→ ИСХОДНЫЙ ТЕКСТ:
В фильме есть сцена, где я говорю Эдвину, что хотел бы узнать, каково сейчас ему, а он отвечает: «Давай отправимся туда, откуда происходит моя проблема». И затем мы видим поезд, въезжающий в туннель, потом поезд превращается в некий расфокусированный, неясный образ. Я пытаюсь представить разум, мозг, работа которого нарушена. Тут все дело в синхронности образов. С одной стороны, речь идет о конкретном человеке, Эдвине, с другой — о разуме как таковом, в широком, универсальном смысле. Так что этот вопрос требует тонкого подхода, тут много нюансов.

Сергей Сычев. Мне кажется, в этой картине меньше вас, ваших собственных мнений, суждений, чем в прошлых работах. Мы редко видим вас в кадре. Какова все же ваша роль в этом фильме? Что в нем лично о вас?

→ УСЛОВИЕ ЗАДАНИЯ: Продублируйте исходный текст целиком, не меняя в нем ни слова. Строки для этого задания не нужны.

→ ФРАГМЕНТЫ ДАННЫХ:
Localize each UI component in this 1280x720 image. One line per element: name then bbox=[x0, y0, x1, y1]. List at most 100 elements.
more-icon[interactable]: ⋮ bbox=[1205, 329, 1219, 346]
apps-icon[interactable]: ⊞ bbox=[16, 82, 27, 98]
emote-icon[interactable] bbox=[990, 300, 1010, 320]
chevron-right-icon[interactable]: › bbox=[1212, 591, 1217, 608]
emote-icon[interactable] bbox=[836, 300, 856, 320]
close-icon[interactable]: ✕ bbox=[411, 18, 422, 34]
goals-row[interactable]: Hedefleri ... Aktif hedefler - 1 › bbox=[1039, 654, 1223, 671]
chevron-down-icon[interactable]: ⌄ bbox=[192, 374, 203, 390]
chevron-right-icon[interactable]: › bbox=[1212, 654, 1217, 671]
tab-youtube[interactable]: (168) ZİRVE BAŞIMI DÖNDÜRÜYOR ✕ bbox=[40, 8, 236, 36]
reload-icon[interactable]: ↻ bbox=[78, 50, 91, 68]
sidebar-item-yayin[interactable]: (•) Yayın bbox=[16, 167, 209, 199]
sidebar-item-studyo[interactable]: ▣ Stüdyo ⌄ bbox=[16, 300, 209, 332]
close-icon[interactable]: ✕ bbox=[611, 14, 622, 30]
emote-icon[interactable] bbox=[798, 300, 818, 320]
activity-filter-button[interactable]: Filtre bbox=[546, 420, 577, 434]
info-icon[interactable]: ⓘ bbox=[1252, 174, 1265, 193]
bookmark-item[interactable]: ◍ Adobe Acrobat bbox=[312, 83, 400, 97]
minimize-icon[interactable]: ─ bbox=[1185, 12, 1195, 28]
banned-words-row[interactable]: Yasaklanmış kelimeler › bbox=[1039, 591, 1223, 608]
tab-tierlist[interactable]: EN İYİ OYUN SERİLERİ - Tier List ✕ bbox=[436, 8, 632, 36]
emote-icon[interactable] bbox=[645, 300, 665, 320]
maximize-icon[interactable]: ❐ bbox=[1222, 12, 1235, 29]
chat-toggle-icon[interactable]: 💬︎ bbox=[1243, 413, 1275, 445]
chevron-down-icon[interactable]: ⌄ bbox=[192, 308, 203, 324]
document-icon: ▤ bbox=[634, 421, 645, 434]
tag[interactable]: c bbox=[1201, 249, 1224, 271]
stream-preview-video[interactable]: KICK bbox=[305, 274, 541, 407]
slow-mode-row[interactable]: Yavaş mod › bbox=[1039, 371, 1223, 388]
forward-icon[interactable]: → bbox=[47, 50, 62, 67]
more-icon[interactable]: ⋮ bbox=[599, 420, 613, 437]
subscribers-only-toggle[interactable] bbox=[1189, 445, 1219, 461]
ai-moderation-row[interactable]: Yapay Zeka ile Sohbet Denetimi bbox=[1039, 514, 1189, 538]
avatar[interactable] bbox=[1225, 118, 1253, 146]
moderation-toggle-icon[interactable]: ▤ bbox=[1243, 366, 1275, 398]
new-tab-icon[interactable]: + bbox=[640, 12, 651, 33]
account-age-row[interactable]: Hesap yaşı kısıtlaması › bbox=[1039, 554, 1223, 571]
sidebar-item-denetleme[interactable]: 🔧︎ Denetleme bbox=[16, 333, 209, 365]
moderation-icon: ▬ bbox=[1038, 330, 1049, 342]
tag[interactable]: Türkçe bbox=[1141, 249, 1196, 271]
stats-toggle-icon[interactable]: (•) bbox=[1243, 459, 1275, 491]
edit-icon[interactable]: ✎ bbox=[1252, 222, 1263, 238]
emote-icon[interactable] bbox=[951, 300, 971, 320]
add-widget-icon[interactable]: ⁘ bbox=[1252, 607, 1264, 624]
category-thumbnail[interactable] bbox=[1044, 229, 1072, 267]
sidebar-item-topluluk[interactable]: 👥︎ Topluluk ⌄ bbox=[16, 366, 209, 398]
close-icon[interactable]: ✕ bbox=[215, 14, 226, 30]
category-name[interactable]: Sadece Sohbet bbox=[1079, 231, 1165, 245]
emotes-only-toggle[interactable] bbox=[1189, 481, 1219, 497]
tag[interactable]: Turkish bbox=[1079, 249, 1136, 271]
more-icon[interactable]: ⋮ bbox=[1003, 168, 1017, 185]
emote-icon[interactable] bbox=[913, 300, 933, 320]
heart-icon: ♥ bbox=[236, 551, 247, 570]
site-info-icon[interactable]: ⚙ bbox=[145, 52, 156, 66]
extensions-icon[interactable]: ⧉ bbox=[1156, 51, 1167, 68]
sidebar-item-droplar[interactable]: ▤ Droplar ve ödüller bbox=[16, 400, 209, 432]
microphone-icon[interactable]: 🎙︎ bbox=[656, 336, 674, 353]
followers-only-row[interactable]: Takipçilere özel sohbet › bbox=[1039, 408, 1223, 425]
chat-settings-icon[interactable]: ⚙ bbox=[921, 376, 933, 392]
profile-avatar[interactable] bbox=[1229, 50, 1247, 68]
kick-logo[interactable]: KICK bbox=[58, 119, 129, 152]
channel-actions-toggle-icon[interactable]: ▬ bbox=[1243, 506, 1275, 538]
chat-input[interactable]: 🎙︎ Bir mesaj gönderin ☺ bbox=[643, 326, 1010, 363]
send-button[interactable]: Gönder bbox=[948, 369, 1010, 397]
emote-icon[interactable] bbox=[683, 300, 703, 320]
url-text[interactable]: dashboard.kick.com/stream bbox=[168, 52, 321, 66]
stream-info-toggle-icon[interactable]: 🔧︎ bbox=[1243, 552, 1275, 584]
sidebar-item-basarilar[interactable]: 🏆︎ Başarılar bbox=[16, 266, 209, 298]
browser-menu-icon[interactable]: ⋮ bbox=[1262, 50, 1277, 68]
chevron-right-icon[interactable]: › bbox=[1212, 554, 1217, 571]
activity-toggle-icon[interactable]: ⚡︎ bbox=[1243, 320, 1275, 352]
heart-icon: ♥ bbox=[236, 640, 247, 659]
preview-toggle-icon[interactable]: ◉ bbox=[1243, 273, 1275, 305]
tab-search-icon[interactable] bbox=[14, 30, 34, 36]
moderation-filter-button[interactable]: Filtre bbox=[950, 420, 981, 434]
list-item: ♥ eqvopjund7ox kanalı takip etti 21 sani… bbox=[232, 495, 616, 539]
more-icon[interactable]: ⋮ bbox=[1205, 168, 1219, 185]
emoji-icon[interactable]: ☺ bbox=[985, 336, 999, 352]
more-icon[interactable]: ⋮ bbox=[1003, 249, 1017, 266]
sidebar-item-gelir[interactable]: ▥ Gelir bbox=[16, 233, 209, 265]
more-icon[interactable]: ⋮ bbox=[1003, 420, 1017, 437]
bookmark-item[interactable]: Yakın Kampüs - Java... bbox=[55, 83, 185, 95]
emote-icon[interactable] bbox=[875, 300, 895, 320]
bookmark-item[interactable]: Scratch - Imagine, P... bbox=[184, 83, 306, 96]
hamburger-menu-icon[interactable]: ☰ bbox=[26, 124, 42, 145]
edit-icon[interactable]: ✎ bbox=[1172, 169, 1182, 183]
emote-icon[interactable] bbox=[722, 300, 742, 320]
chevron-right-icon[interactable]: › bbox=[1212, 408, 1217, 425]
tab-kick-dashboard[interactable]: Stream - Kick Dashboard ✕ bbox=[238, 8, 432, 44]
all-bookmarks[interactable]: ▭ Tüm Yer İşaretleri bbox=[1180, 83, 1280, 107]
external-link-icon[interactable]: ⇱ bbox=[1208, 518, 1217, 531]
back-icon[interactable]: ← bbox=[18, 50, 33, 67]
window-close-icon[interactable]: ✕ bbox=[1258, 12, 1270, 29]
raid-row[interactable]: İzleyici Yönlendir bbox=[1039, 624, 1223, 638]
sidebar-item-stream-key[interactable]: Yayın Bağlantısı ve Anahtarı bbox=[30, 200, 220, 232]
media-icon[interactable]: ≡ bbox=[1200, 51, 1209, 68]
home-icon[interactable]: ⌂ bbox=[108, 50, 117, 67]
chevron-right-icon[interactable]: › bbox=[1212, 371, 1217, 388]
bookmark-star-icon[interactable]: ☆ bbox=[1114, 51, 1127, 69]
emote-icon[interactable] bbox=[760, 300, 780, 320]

→ ОТВЕТ К ЗАДАНИЮ:
В фильме есть сцена, где я говорю Эдвину, что хотел бы узнать, каково сейчас ему, а он отвечает: «Давай отправимся туда, откуда происходит моя проблема». И затем мы видим поезд, въезжающий в туннель, потом поезд превращается в некий расфокусированный, неясный образ. Я пытаюсь представить разум, мозг, работа которого нарушена. Тут все дело в синхронности образов. С одной стороны, речь идет о конкретном человеке, Эдвине, с другой — о разуме как таковом, в широком, универсальном смысле. Так что этот вопрос требует тонкого подхода, тут много нюансов.

Сергей Сычев. Мне кажется, в этой картине меньше вас, ваших собственных мнений, суждений, чем в прошлых работах. Мы редко видим вас в кадре. Какова все же ваша роль в этом фильме? Что в нем лично о вас?